Written instruction:
Write out the entries again exactly as they are given.

━━━━━ Records for processing

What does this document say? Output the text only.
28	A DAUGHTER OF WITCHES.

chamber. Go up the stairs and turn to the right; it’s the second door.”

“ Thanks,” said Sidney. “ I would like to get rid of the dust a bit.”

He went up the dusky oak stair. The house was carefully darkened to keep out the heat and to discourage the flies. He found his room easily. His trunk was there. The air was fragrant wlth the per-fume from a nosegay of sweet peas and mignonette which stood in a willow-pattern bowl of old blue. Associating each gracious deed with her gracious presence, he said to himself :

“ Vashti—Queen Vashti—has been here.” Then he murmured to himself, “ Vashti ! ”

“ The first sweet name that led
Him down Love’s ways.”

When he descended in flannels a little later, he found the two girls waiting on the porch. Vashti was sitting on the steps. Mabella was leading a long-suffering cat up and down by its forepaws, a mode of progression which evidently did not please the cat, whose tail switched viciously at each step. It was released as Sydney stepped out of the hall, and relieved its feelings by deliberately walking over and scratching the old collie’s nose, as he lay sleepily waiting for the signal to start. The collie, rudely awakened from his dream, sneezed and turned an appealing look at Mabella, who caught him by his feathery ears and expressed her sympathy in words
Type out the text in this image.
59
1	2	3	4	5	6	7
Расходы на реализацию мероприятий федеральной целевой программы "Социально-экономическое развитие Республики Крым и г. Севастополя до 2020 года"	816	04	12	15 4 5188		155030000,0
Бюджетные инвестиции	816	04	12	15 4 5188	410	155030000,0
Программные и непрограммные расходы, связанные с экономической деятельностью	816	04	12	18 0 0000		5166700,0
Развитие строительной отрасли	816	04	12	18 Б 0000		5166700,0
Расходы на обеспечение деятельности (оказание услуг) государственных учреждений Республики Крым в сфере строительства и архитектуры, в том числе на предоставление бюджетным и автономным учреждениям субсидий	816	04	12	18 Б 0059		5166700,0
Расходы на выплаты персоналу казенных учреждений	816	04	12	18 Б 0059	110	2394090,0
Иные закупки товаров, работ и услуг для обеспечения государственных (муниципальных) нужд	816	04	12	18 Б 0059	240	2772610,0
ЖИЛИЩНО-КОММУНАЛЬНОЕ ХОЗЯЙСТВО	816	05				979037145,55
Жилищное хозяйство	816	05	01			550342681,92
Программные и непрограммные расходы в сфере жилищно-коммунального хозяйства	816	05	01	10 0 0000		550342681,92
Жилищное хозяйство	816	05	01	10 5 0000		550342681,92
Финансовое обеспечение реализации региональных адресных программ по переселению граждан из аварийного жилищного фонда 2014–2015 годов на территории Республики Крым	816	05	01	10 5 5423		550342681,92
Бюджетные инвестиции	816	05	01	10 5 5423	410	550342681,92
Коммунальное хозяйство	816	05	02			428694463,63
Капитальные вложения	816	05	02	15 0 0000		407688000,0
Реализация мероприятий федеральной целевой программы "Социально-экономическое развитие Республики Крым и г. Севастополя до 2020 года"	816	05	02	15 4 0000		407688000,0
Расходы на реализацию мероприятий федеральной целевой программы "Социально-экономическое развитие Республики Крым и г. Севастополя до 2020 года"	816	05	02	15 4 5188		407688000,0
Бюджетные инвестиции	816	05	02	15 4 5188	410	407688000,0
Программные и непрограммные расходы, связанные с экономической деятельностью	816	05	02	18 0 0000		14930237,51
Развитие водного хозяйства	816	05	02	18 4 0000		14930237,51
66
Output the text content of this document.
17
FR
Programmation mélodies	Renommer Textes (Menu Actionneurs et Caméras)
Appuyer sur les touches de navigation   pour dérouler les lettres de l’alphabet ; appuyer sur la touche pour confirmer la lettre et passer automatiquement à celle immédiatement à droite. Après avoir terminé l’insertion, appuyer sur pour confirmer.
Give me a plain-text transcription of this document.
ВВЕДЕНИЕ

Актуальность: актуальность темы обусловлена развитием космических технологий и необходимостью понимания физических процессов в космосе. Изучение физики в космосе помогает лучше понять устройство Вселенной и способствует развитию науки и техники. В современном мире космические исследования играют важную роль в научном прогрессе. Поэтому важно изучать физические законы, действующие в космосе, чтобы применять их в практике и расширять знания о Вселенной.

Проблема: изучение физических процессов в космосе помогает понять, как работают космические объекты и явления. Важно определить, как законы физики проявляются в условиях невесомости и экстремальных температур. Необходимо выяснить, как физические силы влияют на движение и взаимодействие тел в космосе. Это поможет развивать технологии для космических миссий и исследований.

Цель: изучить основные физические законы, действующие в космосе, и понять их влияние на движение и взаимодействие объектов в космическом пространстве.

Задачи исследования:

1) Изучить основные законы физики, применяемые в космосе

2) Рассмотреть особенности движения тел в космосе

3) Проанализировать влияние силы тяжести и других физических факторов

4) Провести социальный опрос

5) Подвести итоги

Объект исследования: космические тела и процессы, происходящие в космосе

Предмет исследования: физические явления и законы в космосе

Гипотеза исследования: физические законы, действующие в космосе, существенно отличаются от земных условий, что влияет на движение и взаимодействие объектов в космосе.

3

━━━━━━━━━━

Written answer:
What does this document say? Output the text only.
28	A DAUGHTER OF WITCHES.

chamber. Go up the stairs and turn to the right; it’s the second door.”

“ Thanks,” said Sidney. “ I would like to get rid of the dust a bit.”

He went up the dusky oak stair. The house was carefully darkened to keep out the heat and to discourage the flies. He found his room easily. His trunk was there. The air was fragrant wlth the per-fume from a nosegay of sweet peas and mignonette which stood in a willow-pattern bowl of old blue. Associating each gracious deed with her gracious presence, he said to himself :

“ Vashti—Queen Vashti—has been here.” Then he murmured to himself, “ Vashti ! ”

“ The first sweet name that led
Him down Love’s ways.”

When he descended in flannels a little later, he found the two girls waiting on the porch. Vashti was sitting on the steps. Mabella was leading a long-suffering cat up and down by its forepaws, a mode of progression which evidently did not please the cat, whose tail switched viciously at each step. It was released as Sydney stepped out of the hall, and relieved its feelings by deliberately walking over and scratching the old collie’s nose, as he lay sleepily waiting for the signal to start. The collie, rudely awakened from his dream, sneezed and turned an appealing look at Mabella, who caught him by his feathery ears and expressed her sympathy in words
Type out the text in this image.
59
1	2	3	4	5	6	7
Расходы на реализацию мероприятий федеральной целевой программы "Социально-экономическое развитие Республики Крым и г. Севастополя до 2020 года"	816	04	12	15 4 5188		155030000,0
Бюджетные инвестиции	816	04	12	15 4 5188	410	155030000,0
Программные и непрограммные расходы, связанные с экономической деятельностью	816	04	12	18 0 0000		5166700,0
Развитие строительной отрасли	816	04	12	18 Б 0000		5166700,0
Расходы на обеспечение деятельности (оказание услуг) государственных учреждений Республики Крым в сфере строительства и архитектуры, в том числе на предоставление бюджетным и автономным учреждениям субсидий	816	04	12	18 Б 0059		5166700,0
Расходы на выплаты персоналу казенных учреждений	816	04	12	18 Б 0059	110	2394090,0
Иные закупки товаров, работ и услуг для обеспечения государственных (муниципальных) нужд	816	04	12	18 Б 0059	240	2772610,0
ЖИЛИЩНО-КОММУНАЛЬНОЕ ХОЗЯЙСТВО	816	05				979037145,55
Жилищное хозяйство	816	05	01			550342681,92
Программные и непрограммные расходы в сфере жилищно-коммунального хозяйства	816	05	01	10 0 0000		550342681,92
Жилищное хозяйство	816	05	01	10 5 0000		550342681,92
Финансовое обеспечение реализации региональных адресных программ по переселению граждан из аварийного жилищного фонда 2014–2015 годов на территории Республики Крым	816	05	01	10 5 5423		550342681,92
Бюджетные инвестиции	816	05	01	10 5 5423	410	550342681,92
Коммунальное хозяйство	816	05	02			428694463,63
Капитальные вложения	816	05	02	15 0 0000		407688000,0
Реализация мероприятий федеральной целевой программы "Социально-экономическое развитие Республики Крым и г. Севастополя до 2020 года"	816	05	02	15 4 0000		407688000,0
Расходы на реализацию мероприятий федеральной целевой программы "Социально-экономическое развитие Республики Крым и г. Севастополя до 2020 года"	816	05	02	15 4 5188		407688000,0
Бюджетные инвестиции	816	05	02	15 4 5188	410	407688000,0
Программные и непрограммные расходы, связанные с экономической деятельностью	816	05	02	18 0 0000		14930237,51
Развитие водного хозяйства	816	05	02	18 4 0000		14930237,51
66
Output the text content of this document.
17
FR
Programmation mélodies	Renommer Textes (Menu Actionneurs et Caméras)
Appuyer sur les touches de navigation   pour dérouler les lettres de l’alphabet ; appuyer sur la touche pour confirmer la lettre et passer automatiquement à celle immédiatement à droite. Après avoir terminé l’insertion, appuyer sur pour confirmer.
Give me a plain-text transcription of this document.
ВВЕДЕНИЕ

Актуальность: актуальность темы обусловлена развитием космических технологий и необходимостью понимания физических процессов в космосе. Изучение физики в космосе помогает лучше понять устройство Вселенной и способствует развитию науки и техники. В современном мире космические исследования играют важную роль в научном прогрессе. Поэтому важно изучать физические законы, действующие в космосе, чтобы применять их в практике и расширять знания о Вселенной.

Проблема: изучение физических процессов в космосе помогает понять, как работают космические объекты и явления. Важно определить, как законы физики проявляются в условиях невесомости и экстремальных температур. Необходимо выяснить, как физические силы влияют на движение и взаимодействие тел в космосе. Это поможет развивать технологии для космических миссий и исследований.

Цель: изучить основные физические законы, действующие в космосе, и понять их влияние на движение и взаимодействие объектов в космическом пространстве.

Задачи исследования:

1) Изучить основные законы физики, применяемые в космосе

2) Рассмотреть особенности движения тел в космосе

3) Проанализировать влияние силы тяжести и других физических факторов

4) Провести социальный опрос

5) Подвести итоги

Объект исследования: космические тела и процессы, происходящие в космосе

Предмет исследования: физические явления и законы в космосе

Гипотеза исследования: физические законы, действующие в космосе, существенно отличаются от земных условий, что влияет на движение и взаимодействие объектов в космосе.

3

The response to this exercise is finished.